#### Problem:
Go through the data below. List every line that holds the word "Device".
** START OF Excerpted data **
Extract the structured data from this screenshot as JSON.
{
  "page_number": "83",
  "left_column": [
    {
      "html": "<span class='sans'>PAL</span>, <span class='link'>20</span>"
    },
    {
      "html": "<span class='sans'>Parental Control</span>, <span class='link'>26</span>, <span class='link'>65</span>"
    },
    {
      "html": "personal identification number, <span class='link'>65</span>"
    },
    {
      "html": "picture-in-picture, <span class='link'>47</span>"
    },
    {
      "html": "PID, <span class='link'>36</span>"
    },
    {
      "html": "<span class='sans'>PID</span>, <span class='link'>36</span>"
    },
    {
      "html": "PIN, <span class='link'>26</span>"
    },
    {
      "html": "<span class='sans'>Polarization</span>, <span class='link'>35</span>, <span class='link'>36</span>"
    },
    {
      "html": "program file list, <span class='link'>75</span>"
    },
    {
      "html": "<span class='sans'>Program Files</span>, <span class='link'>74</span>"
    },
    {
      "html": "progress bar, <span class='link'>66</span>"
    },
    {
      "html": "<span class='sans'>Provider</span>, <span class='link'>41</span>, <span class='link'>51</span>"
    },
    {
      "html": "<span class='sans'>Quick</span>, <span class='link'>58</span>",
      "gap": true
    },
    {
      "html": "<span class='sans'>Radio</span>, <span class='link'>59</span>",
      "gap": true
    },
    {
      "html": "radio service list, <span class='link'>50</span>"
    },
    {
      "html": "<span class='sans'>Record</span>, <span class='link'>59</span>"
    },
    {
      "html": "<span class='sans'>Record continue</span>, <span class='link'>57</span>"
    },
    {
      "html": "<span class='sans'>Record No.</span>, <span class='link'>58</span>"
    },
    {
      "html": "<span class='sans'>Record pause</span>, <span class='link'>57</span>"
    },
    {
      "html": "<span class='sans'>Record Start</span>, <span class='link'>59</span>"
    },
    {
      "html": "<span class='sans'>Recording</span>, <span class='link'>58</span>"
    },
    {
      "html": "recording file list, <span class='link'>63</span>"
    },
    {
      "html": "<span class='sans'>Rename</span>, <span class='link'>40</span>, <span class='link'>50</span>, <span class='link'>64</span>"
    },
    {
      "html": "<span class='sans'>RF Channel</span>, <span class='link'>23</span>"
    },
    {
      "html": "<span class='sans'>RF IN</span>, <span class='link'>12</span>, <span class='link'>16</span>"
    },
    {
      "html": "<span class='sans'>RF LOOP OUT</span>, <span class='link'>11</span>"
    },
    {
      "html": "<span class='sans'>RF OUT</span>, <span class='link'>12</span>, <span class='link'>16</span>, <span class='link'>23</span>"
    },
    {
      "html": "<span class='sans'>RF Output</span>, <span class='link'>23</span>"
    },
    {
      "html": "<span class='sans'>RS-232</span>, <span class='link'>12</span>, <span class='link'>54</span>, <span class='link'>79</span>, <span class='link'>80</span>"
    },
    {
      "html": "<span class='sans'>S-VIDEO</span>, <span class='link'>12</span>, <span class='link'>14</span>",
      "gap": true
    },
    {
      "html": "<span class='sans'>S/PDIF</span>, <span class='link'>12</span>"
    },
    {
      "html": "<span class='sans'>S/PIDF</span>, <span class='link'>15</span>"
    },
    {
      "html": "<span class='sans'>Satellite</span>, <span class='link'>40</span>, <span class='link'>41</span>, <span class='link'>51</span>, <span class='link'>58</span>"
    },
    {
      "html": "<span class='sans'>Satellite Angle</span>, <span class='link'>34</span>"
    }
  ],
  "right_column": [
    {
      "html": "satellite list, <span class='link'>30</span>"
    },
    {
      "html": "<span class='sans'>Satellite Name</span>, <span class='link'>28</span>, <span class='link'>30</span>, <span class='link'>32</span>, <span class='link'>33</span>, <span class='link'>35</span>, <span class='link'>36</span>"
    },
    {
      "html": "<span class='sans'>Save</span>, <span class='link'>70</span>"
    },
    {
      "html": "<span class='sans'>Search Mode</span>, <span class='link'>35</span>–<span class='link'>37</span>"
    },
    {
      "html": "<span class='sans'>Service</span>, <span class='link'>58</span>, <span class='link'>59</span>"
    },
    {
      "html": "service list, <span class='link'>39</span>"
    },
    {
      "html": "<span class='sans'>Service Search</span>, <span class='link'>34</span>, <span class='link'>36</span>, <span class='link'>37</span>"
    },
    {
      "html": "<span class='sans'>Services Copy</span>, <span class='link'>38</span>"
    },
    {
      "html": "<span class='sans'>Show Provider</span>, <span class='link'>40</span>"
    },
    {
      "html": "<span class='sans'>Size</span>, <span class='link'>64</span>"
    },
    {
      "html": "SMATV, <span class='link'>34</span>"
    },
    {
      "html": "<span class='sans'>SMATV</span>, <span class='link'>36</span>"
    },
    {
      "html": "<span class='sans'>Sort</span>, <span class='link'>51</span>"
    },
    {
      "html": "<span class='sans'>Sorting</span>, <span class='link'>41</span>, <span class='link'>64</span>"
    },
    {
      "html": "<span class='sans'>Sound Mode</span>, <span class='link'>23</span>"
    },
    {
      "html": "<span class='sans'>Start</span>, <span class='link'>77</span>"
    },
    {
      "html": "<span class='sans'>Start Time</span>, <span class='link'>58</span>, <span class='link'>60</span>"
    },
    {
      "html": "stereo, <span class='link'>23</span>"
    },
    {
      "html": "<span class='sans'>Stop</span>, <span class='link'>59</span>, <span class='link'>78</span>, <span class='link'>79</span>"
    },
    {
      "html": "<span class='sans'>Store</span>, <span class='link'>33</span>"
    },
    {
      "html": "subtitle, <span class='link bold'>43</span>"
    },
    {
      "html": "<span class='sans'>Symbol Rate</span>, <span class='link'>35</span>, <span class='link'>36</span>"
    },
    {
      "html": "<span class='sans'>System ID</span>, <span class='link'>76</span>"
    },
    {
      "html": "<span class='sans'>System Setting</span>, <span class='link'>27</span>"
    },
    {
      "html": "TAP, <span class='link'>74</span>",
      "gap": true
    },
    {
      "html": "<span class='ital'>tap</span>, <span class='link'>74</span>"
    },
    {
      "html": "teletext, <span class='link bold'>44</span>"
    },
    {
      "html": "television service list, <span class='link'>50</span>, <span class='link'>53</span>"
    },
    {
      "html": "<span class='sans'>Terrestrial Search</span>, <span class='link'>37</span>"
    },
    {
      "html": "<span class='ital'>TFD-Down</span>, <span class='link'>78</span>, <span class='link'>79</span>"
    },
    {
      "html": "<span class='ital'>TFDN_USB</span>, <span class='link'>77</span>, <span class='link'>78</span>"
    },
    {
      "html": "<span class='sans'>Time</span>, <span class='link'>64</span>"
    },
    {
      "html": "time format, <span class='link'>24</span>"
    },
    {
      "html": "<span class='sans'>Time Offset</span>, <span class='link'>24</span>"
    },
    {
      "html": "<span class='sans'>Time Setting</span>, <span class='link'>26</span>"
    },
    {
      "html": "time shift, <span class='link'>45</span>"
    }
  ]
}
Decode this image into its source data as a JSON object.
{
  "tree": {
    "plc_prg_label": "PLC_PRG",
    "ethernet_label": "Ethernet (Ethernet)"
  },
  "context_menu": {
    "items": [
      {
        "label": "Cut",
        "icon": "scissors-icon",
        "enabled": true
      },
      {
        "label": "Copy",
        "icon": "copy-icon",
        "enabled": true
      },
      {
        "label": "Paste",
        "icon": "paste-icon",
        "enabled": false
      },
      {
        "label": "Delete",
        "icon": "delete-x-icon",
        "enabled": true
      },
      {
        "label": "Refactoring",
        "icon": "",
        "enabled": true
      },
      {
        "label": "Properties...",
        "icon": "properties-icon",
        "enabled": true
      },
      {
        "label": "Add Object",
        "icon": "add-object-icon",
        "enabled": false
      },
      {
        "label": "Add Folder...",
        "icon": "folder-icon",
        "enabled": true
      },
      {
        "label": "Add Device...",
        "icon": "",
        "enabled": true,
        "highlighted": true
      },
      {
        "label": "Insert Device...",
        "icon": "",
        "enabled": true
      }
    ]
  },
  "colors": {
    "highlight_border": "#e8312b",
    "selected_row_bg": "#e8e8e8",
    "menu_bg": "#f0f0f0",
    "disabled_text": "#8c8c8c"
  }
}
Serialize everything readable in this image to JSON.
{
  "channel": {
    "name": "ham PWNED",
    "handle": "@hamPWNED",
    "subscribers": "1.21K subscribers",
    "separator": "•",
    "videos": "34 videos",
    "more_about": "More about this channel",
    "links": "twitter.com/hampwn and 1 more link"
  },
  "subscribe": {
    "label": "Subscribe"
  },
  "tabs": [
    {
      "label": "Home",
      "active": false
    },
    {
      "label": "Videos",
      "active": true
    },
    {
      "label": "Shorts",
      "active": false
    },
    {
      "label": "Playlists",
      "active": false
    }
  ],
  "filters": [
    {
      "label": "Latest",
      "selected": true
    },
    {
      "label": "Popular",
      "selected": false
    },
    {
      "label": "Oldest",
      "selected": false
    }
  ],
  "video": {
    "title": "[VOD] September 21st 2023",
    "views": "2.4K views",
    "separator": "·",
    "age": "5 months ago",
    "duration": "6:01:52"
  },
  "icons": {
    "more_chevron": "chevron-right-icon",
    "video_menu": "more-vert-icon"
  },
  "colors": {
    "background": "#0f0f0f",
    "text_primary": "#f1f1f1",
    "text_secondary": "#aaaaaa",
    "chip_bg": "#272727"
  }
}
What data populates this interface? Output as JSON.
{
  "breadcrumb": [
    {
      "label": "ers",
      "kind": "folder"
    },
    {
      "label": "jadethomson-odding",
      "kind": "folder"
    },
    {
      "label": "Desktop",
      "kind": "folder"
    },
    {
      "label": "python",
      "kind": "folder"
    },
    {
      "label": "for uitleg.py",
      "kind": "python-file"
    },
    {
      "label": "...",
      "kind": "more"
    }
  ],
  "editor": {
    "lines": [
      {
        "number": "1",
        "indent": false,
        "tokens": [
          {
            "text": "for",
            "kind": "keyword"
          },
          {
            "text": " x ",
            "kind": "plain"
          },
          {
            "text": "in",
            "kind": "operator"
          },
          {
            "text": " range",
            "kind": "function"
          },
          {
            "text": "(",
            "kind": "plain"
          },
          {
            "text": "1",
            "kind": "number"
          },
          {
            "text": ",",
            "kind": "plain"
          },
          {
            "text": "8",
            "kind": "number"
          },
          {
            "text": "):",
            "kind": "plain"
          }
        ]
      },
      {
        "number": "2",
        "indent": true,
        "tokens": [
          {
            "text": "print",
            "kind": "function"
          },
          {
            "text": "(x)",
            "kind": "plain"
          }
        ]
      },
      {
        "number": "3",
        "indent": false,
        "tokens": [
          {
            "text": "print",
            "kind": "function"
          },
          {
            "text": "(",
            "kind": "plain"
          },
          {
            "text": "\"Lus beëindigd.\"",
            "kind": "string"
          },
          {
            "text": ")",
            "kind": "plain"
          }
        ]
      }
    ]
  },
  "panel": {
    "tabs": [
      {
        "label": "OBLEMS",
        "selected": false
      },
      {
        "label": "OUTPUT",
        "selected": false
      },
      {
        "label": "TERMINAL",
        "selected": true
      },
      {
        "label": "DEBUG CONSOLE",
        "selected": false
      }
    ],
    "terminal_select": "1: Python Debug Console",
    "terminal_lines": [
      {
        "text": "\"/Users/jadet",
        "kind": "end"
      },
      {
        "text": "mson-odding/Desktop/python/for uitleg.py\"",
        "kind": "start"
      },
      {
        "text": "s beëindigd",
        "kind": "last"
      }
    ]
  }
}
** END OF Excerpted data **
#### Full output:
        "label": "Add Device...",
        "label": "Insert Device...",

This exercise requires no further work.